:: Description of the task ::
Find and copy each line of the records where the string "this" shows up.

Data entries
· · · · ·

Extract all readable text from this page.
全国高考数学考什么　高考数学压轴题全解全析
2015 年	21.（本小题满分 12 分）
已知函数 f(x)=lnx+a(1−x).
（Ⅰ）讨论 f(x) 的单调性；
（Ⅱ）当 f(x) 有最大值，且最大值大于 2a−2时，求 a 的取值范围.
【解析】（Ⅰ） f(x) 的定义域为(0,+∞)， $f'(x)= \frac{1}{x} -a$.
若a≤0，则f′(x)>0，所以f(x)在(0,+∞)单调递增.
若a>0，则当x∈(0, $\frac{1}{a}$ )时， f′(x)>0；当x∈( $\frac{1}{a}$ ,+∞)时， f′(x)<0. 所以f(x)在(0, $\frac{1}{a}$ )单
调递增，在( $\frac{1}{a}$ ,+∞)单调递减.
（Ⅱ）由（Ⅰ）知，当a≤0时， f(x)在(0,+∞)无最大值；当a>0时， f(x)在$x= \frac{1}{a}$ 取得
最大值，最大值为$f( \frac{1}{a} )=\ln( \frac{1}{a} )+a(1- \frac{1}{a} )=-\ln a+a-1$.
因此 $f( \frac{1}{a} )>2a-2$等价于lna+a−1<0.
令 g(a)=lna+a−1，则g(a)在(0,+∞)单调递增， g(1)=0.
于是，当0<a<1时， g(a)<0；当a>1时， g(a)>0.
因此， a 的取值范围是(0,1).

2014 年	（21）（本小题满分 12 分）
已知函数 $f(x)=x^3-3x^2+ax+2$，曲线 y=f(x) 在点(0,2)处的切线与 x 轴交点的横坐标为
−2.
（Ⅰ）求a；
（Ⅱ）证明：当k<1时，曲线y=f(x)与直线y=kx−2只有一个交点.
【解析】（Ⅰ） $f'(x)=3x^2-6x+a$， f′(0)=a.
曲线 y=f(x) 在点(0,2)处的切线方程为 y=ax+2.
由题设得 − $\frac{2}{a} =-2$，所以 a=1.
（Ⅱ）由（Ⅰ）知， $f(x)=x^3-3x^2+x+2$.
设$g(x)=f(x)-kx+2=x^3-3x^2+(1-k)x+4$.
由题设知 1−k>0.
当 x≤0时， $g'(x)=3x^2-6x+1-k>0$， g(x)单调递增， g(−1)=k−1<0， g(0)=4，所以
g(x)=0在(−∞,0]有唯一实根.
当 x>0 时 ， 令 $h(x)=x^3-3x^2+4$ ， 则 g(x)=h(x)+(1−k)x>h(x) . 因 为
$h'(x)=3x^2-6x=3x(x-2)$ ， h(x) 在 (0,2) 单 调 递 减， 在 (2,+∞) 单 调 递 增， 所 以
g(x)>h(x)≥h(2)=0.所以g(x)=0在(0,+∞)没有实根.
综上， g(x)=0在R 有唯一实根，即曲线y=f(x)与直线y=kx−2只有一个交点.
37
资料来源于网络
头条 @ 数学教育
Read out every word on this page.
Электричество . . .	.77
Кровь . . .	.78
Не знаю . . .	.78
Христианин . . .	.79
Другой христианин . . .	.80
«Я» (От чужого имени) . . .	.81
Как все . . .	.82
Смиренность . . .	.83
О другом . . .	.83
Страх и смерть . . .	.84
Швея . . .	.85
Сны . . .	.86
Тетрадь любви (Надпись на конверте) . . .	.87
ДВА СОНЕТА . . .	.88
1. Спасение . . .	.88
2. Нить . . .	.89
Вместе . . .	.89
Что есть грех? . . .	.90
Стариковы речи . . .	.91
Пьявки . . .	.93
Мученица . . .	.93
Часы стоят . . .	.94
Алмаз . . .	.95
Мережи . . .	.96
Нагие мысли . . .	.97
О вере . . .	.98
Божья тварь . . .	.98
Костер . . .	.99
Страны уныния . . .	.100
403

· · · · ·

:: The result ::
Extract all readable text from this page.
Read out every word on this page.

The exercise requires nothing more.